◆ **Task objective**: How many lines of these entries hold the string "lower"? Reply with the number alone.

Data tied to figure images:
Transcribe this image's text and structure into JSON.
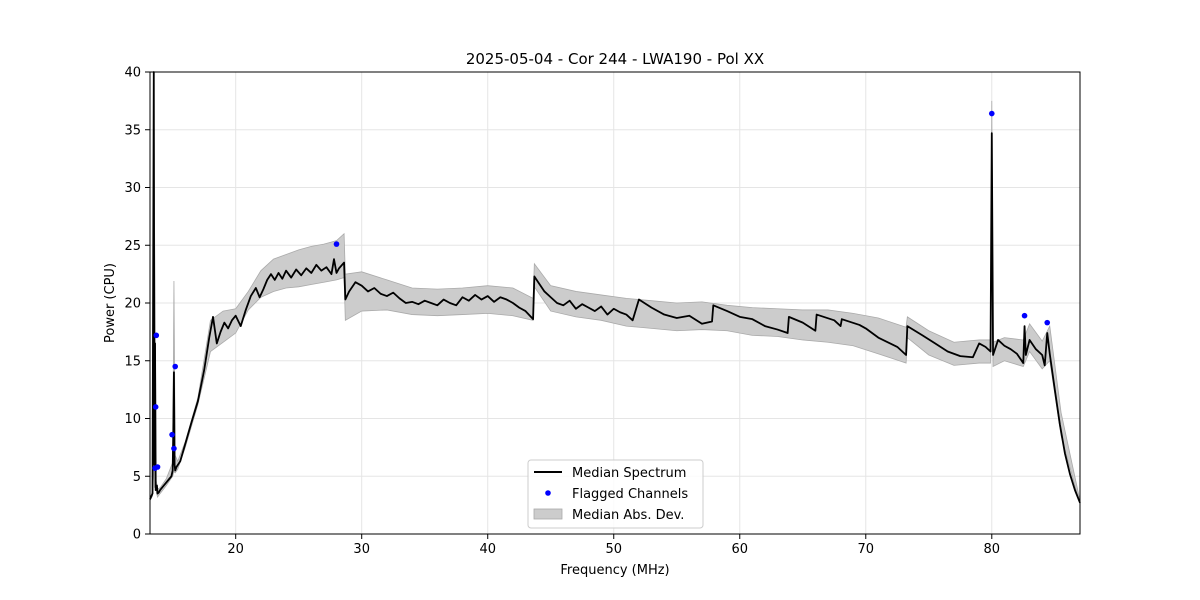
{
  "chart_data": {
    "type": "line",
    "title": "2025-05-04 - Cor 244 - LWA190 - Pol XX",
    "xlabel": "Frequency (MHz)",
    "ylabel": "Power (CPU)",
    "xlim": [
      13.2,
      87.0
    ],
    "ylim": [
      0,
      40
    ],
    "xticks": [
      20,
      30,
      40,
      50,
      60,
      70,
      80
    ],
    "yticks": [
      0,
      5,
      10,
      15,
      20,
      25,
      30,
      35,
      40
    ],
    "grid": true,
    "legend_position": "lower-center",
    "colors": {
      "median": "#000000",
      "flagged": "#0000ff",
      "mad_fill": "#cccccc",
      "mad_edge": "#aaaaaa",
      "grid": "#e5e5e5"
    },
    "series": [
      {
        "name": "Median Spectrum",
        "kind": "line",
        "x": [
          13.2,
          13.4,
          13.5,
          13.55,
          13.6,
          13.65,
          13.7,
          13.75,
          13.8,
          13.9,
          14.0,
          14.3,
          14.6,
          14.9,
          15.0,
          15.05,
          15.1,
          15.15,
          15.2,
          15.3,
          15.6,
          16.0,
          16.5,
          17.0,
          17.5,
          17.9,
          18.2,
          18.5,
          18.8,
          19.1,
          19.4,
          19.7,
          20.0,
          20.4,
          20.8,
          21.2,
          21.6,
          21.9,
          22.2,
          22.5,
          22.8,
          23.1,
          23.4,
          23.7,
          24.0,
          24.4,
          24.8,
          25.2,
          25.6,
          26.0,
          26.4,
          26.8,
          27.2,
          27.6,
          27.8,
          28.0,
          28.2,
          28.6,
          28.7,
          29.0,
          29.5,
          30.0,
          30.5,
          31.0,
          31.5,
          32.0,
          32.5,
          33.0,
          33.5,
          34.0,
          34.5,
          35.0,
          35.5,
          36.0,
          36.5,
          37.0,
          37.5,
          38.0,
          38.5,
          39.0,
          39.5,
          40.0,
          40.5,
          41.0,
          41.5,
          42.0,
          42.5,
          43.0,
          43.6,
          43.7,
          44.5,
          45.0,
          45.5,
          46.0,
          46.5,
          47.0,
          47.5,
          48.0,
          48.5,
          49.0,
          49.5,
          50.0,
          50.5,
          51.0,
          51.5,
          52.0,
          53.0,
          54.0,
          55.0,
          56.0,
          57.0,
          57.8,
          57.9,
          59.0,
          60.0,
          61.0,
          62.0,
          63.0,
          63.8,
          63.9,
          65.0,
          66.0,
          66.1,
          67.5,
          68.0,
          68.1,
          69.5,
          70.0,
          71.0,
          72.5,
          73.2,
          73.3,
          74.5,
          75.5,
          76.5,
          77.5,
          78.5,
          79.0,
          79.5,
          79.9,
          80.0,
          80.1,
          80.5,
          81.0,
          81.5,
          82.0,
          82.5,
          82.6,
          82.7,
          83.0,
          83.5,
          84.0,
          84.2,
          84.4,
          84.6,
          85.0,
          85.4,
          85.8,
          86.2,
          86.6,
          87.0
        ],
        "y": [
          3.0,
          3.5,
          40.0,
          6.0,
          16.5,
          3.8,
          4.0,
          4.2,
          3.5,
          3.6,
          3.8,
          4.2,
          4.6,
          5.0,
          5.5,
          9.0,
          14.0,
          6.0,
          5.5,
          5.8,
          6.3,
          7.8,
          9.7,
          11.5,
          14.2,
          17.0,
          18.8,
          16.5,
          17.5,
          18.3,
          17.8,
          18.5,
          18.9,
          18.0,
          19.4,
          20.6,
          21.3,
          20.5,
          21.2,
          22.0,
          22.5,
          22.0,
          22.6,
          22.1,
          22.8,
          22.2,
          22.9,
          22.4,
          23.0,
          22.6,
          23.3,
          22.8,
          23.1,
          22.5,
          23.8,
          22.6,
          23.0,
          23.5,
          20.3,
          21.0,
          21.8,
          21.5,
          21.0,
          21.3,
          20.8,
          20.6,
          20.9,
          20.4,
          20.0,
          20.1,
          19.9,
          20.2,
          20.0,
          19.8,
          20.3,
          20.0,
          19.8,
          20.5,
          20.2,
          20.7,
          20.3,
          20.6,
          20.1,
          20.5,
          20.3,
          20.0,
          19.6,
          19.3,
          18.6,
          22.3,
          21.0,
          20.5,
          20.0,
          19.8,
          20.2,
          19.5,
          19.9,
          19.6,
          19.3,
          19.7,
          19.0,
          19.5,
          19.2,
          19.0,
          18.5,
          20.3,
          19.6,
          19.0,
          18.7,
          18.9,
          18.2,
          18.4,
          19.8,
          19.3,
          18.8,
          18.6,
          18.0,
          17.7,
          17.4,
          18.8,
          18.3,
          17.6,
          19.0,
          18.5,
          18.0,
          18.6,
          18.1,
          17.8,
          17.0,
          16.2,
          15.5,
          18.0,
          17.2,
          16.5,
          15.8,
          15.4,
          15.3,
          16.5,
          16.2,
          15.8,
          34.7,
          15.5,
          16.8,
          16.3,
          16.0,
          15.6,
          14.8,
          18.0,
          15.5,
          16.8,
          16.0,
          15.5,
          14.6,
          17.4,
          15.6,
          12.5,
          9.5,
          7.0,
          5.2,
          3.8,
          2.7
        ]
      },
      {
        "name": "Flagged Channels",
        "kind": "scatter",
        "x": [
          13.6,
          13.65,
          13.7,
          13.8,
          14.95,
          15.1,
          15.2,
          28.0,
          80.0,
          82.6,
          84.4
        ],
        "y": [
          5.7,
          11.0,
          17.2,
          5.8,
          8.6,
          7.4,
          14.5,
          25.1,
          36.4,
          18.9,
          18.3
        ]
      },
      {
        "name": "Median Abs. Dev.",
        "kind": "band",
        "x": [
          13.2,
          13.4,
          13.5,
          13.55,
          13.6,
          13.7,
          13.8,
          14.0,
          14.5,
          15.0,
          15.1,
          15.2,
          15.4,
          16.0,
          17.0,
          18.0,
          19.0,
          20.0,
          21.0,
          22.0,
          23.0,
          24.0,
          25.0,
          26.0,
          27.0,
          28.0,
          28.6,
          28.7,
          30.0,
          32.0,
          34.0,
          36.0,
          38.0,
          40.0,
          42.0,
          43.6,
          43.7,
          45.0,
          47.0,
          49.0,
          51.0,
          53.0,
          55.0,
          57.0,
          59.0,
          61.0,
          63.0,
          65.0,
          67.0,
          69.0,
          71.0,
          73.2,
          73.3,
          75.0,
          77.0,
          79.0,
          79.9,
          80.0,
          80.1,
          81.0,
          82.5,
          83.0,
          84.0,
          84.6,
          85.5,
          87.0
        ],
        "upper": [
          3.1,
          3.7,
          40.0,
          28.0,
          22.0,
          4.6,
          3.9,
          4.0,
          4.8,
          6.2,
          21.9,
          6.8,
          6.3,
          8.0,
          11.8,
          18.5,
          19.3,
          19.5,
          21.0,
          22.8,
          23.8,
          24.2,
          24.6,
          24.9,
          25.1,
          25.4,
          26.0,
          22.5,
          22.7,
          22.0,
          21.3,
          21.2,
          21.3,
          21.5,
          21.3,
          20.4,
          23.4,
          21.5,
          21.0,
          20.7,
          20.4,
          20.2,
          20.0,
          20.1,
          19.8,
          19.6,
          19.5,
          19.4,
          19.4,
          19.1,
          18.7,
          17.9,
          18.8,
          17.6,
          16.6,
          16.8,
          16.8,
          37.5,
          16.6,
          17.0,
          16.8,
          18.2,
          16.7,
          18.0,
          10.5,
          2.9
        ],
        "lower": [
          2.9,
          3.3,
          6.0,
          4.0,
          10.0,
          3.6,
          3.2,
          3.5,
          4.2,
          5.0,
          5.4,
          5.3,
          5.6,
          7.5,
          11.2,
          15.8,
          16.6,
          17.4,
          19.4,
          20.5,
          21.0,
          21.3,
          21.4,
          21.6,
          21.8,
          22.0,
          22.2,
          18.5,
          19.3,
          19.4,
          19.0,
          18.9,
          19.0,
          19.1,
          18.9,
          18.5,
          21.4,
          19.3,
          18.8,
          18.5,
          18.0,
          17.8,
          17.6,
          17.7,
          17.6,
          17.2,
          17.1,
          16.8,
          16.6,
          16.3,
          15.6,
          14.8,
          17.0,
          15.5,
          14.6,
          14.8,
          14.8,
          32.0,
          14.5,
          15.0,
          14.5,
          15.8,
          14.3,
          15.0,
          8.5,
          2.6
        ]
      }
    ]
  }
}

◆ **Written response**: 2